» **Objective**
Every record should be copied exactly, except that pictures are to be omitted.

(Extracted records)
· · · ·

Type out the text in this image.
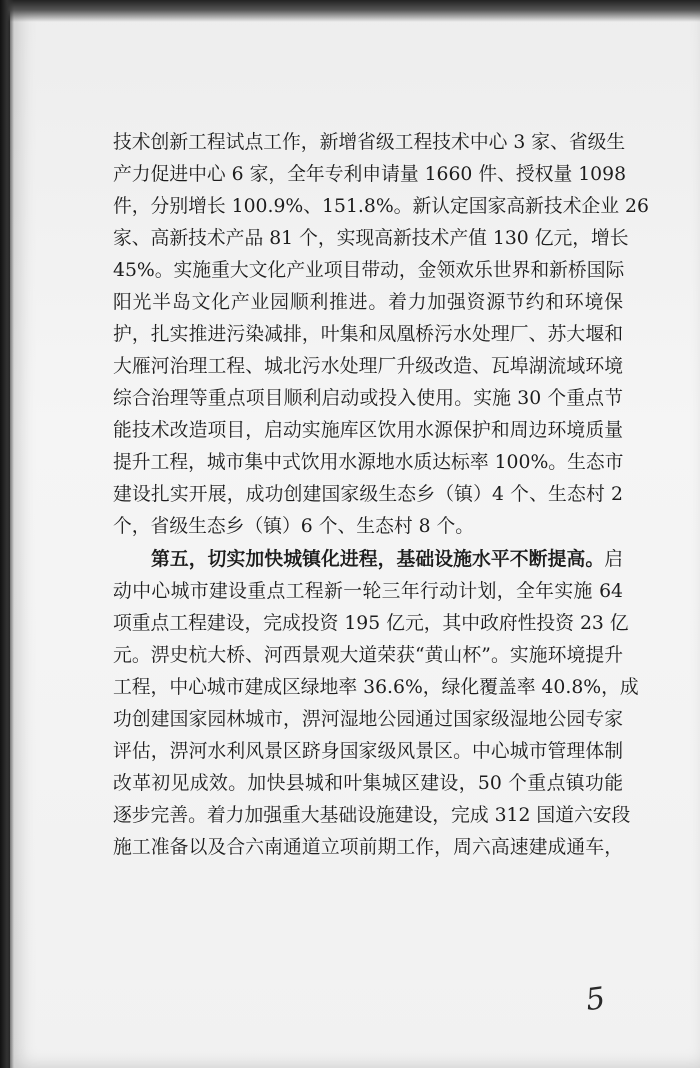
技术创新工程试点工作，新增省级工程技术中心 3 家、省级生
产力促进中心 6 家，全年专利申请量 1660 件、授权量 1098
件，分别增长 100.9%、151.8%。新认定国家高新技术企业 26
家、高新技术产品 81 个，实现高新技术产值 130 亿元，增长
45%。实施重大文化产业项目带动，金领欢乐世界和新桥国际
阳光半岛文化产业园顺利推进。着力加强资源节约和环境保
护，扎实推进污染减排，叶集和凤凰桥污水处理厂、苏大堰和
大雁河治理工程、城北污水处理厂升级改造、瓦埠湖流域环境
综合治理等重点项目顺利启动或投入使用。实施 30 个重点节
能技术改造项目，启动实施库区饮用水源保护和周边环境质量
提升工程，城市集中式饮用水源地水质达标率 100%。生态市
建设扎实开展，成功创建国家级生态乡（镇）4 个、生态村 2
个，省级生态乡（镇）6 个、生态村 8 个。
第五，切实加快城镇化进程，基础设施水平不断提高。启
动中心城市建设重点工程新一轮三年行动计划，全年实施 64
项重点工程建设，完成投资 195 亿元，其中政府性投资 23 亿
元。淠史杭大桥、河西景观大道荣获“黄山杯”。实施环境提升
工程，中心城市建成区绿地率 36.6%，绿化覆盖率 40.8%，成
功创建国家园林城市，淠河湿地公园通过国家级湿地公园专家
评估，淠河水利风景区跻身国家级风景区。中心城市管理体制
改革初见成效。加快县城和叶集城区建设，50 个重点镇功能
逐步完善。着力加强重大基础设施建设，完成 312 国道六安段
施工准备以及合六南通道立项前期工作，周六高速建成通车，
5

· · · ·

» **Exercise result**
Type out the text in this image.
技术创新工程试点工作，新增省级工程技术中心 3 家、省级生
产力促进中心 6 家，全年专利申请量 1660 件、授权量 1098
件，分别增长 100.9%、151.8%。新认定国家高新技术企业 26
家、高新技术产品 81 个，实现高新技术产值 130 亿元，增长
45%。实施重大文化产业项目带动，金领欢乐世界和新桥国际
阳光半岛文化产业园顺利推进。着力加强资源节约和环境保
护，扎实推进污染减排，叶集和凤凰桥污水处理厂、苏大堰和
大雁河治理工程、城北污水处理厂升级改造、瓦埠湖流域环境
综合治理等重点项目顺利启动或投入使用。实施 30 个重点节
能技术改造项目，启动实施库区饮用水源保护和周边环境质量
提升工程，城市集中式饮用水源地水质达标率 100%。生态市
建设扎实开展，成功创建国家级生态乡（镇）4 个、生态村 2
个，省级生态乡（镇）6 个、生态村 8 个。
第五，切实加快城镇化进程，基础设施水平不断提高。启
动中心城市建设重点工程新一轮三年行动计划，全年实施 64
项重点工程建设，完成投资 195 亿元，其中政府性投资 23 亿
元。淠史杭大桥、河西景观大道荣获“黄山杯”。实施环境提升
工程，中心城市建成区绿地率 36.6%，绿化覆盖率 40.8%，成
功创建国家园林城市，淠河湿地公园通过国家级湿地公园专家
评估，淠河水利风景区跻身国家级风景区。中心城市管理体制
改革初见成效。加快县城和叶集城区建设，50 个重点镇功能
逐步完善。着力加强重大基础设施建设，完成 312 国道六安段
施工准备以及合六南通道立项前期工作，周六高速建成通车，
5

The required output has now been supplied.